### Task details
Copy the data that appears below exactly. Drop the pictures.

### Material supplied
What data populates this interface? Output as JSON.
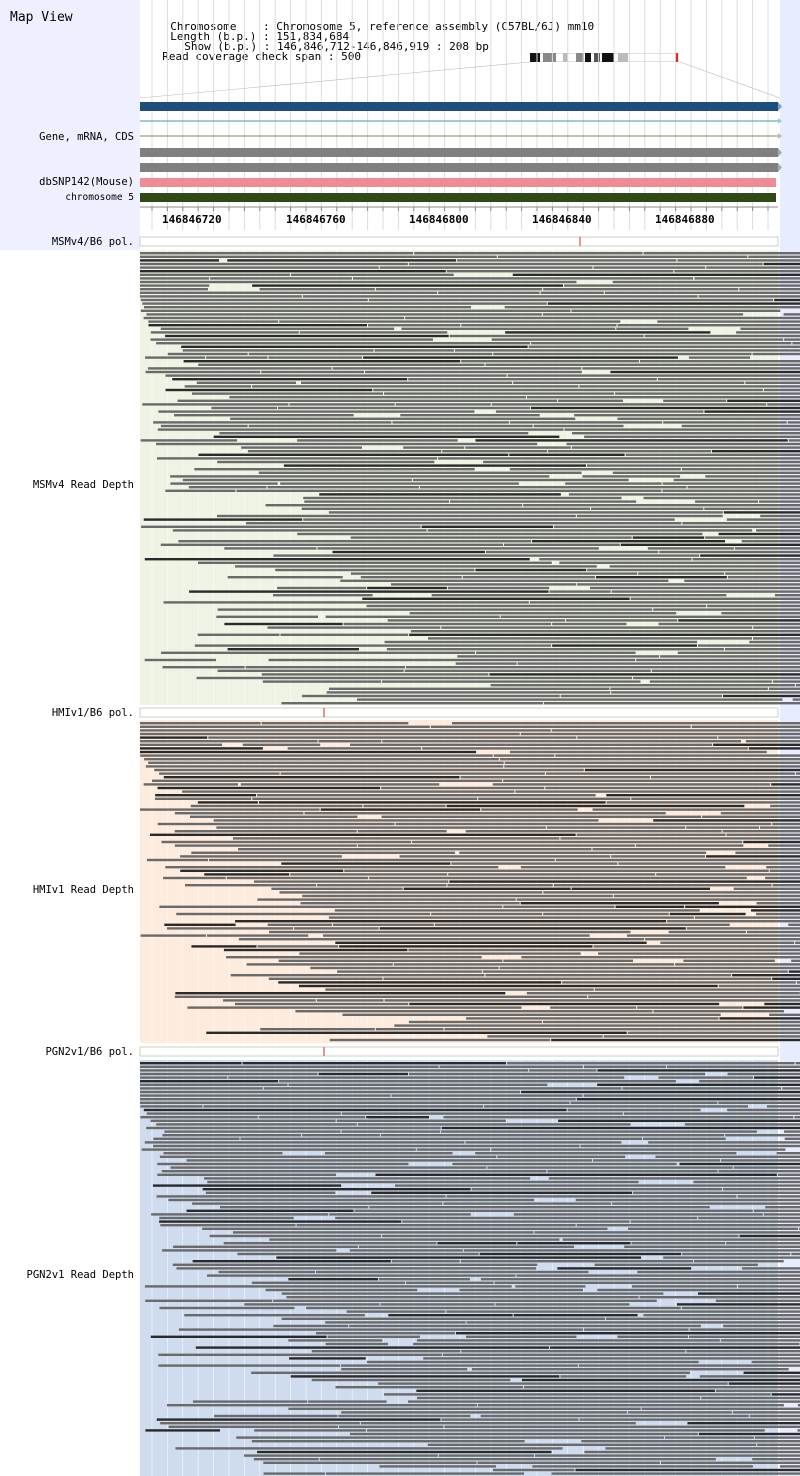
{
  "header": {
    "title": "Map View",
    "info": [
      {
        "key": "Chromosome",
        "sep": ":",
        "value": "Chromosome 5, reference assembly (C57BL/6J) mm10"
      },
      {
        "key": "Length (b.p.)",
        "sep": ":",
        "value": "151,834,684"
      },
      {
        "key": "Show (b.p.)",
        "sep": ":",
        "value": "146,846,712-146,846,919 : 208 bp"
      },
      {
        "key": "Read coverage check span",
        "sep": ":",
        "value": "500"
      }
    ]
  },
  "tracks": {
    "gene": "Gene, mRNA, CDS",
    "snp": "dbSNP142(Mouse)",
    "chrom": "chromosome 5"
  },
  "ruler": {
    "ticks": [
      "146846720",
      "146846760",
      "146846800",
      "146846840",
      "146846880"
    ]
  },
  "panels": [
    {
      "pol_label": "MSMv4/B6 pol.",
      "depth_label": "MSMv4 Read Depth",
      "bg": "#eef4e4",
      "snp_x": 580
    },
    {
      "pol_label": "HMIv1/B6 pol.",
      "depth_label": "HMIv1 Read Depth",
      "bg": "#fdebdd",
      "snp_x": 324
    },
    {
      "pol_label": "PGN2v1/B6 pol.",
      "depth_label": "PGN2v1 Read Depth",
      "bg": "#cfdcef",
      "snp_x": 324
    }
  ],
  "colors": {
    "gene_blue": "#1f4d7f",
    "snp_pink": "#ee8b93",
    "chrom_green": "#2f4a14",
    "read_gray": "#6a6a6a"
  }
}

### Task result
What data populates this interface? Output as JSON.
{
  "header": {
    "title": "Map View",
    "info": [
      {
        "key": "Chromosome",
        "sep": ":",
        "value": "Chromosome 5, reference assembly (C57BL/6J) mm10"
      },
      {
        "key": "Length (b.p.)",
        "sep": ":",
        "value": "151,834,684"
      },
      {
        "key": "Show (b.p.)",
        "sep": ":",
        "value": "146,846,712-146,846,919 : 208 bp"
      },
      {
        "key": "Read coverage check span",
        "sep": ":",
        "value": "500"
      }
    ]
  },
  "tracks": {
    "gene": "Gene, mRNA, CDS",
    "snp": "dbSNP142(Mouse)",
    "chrom": "chromosome 5"
  },
  "ruler": {
    "ticks": [
      "146846720",
      "146846760",
      "146846800",
      "146846840",
      "146846880"
    ]
  },
  "panels": [
    {
      "pol_label": "MSMv4/B6 pol.",
      "depth_label": "MSMv4 Read Depth",
      "bg": "#eef4e4",
      "snp_x": 580
    },
    {
      "pol_label": "HMIv1/B6 pol.",
      "depth_label": "HMIv1 Read Depth",
      "bg": "#fdebdd",
      "snp_x": 324
    },
    {
      "pol_label": "PGN2v1/B6 pol.",
      "depth_label": "PGN2v1 Read Depth",
      "bg": "#cfdcef",
      "snp_x": 324
    }
  ],
  "colors": {
    "gene_blue": "#1f4d7f",
    "snp_pink": "#ee8b93",
    "chrom_green": "#2f4a14",
    "read_gray": "#6a6a6a"
  }
}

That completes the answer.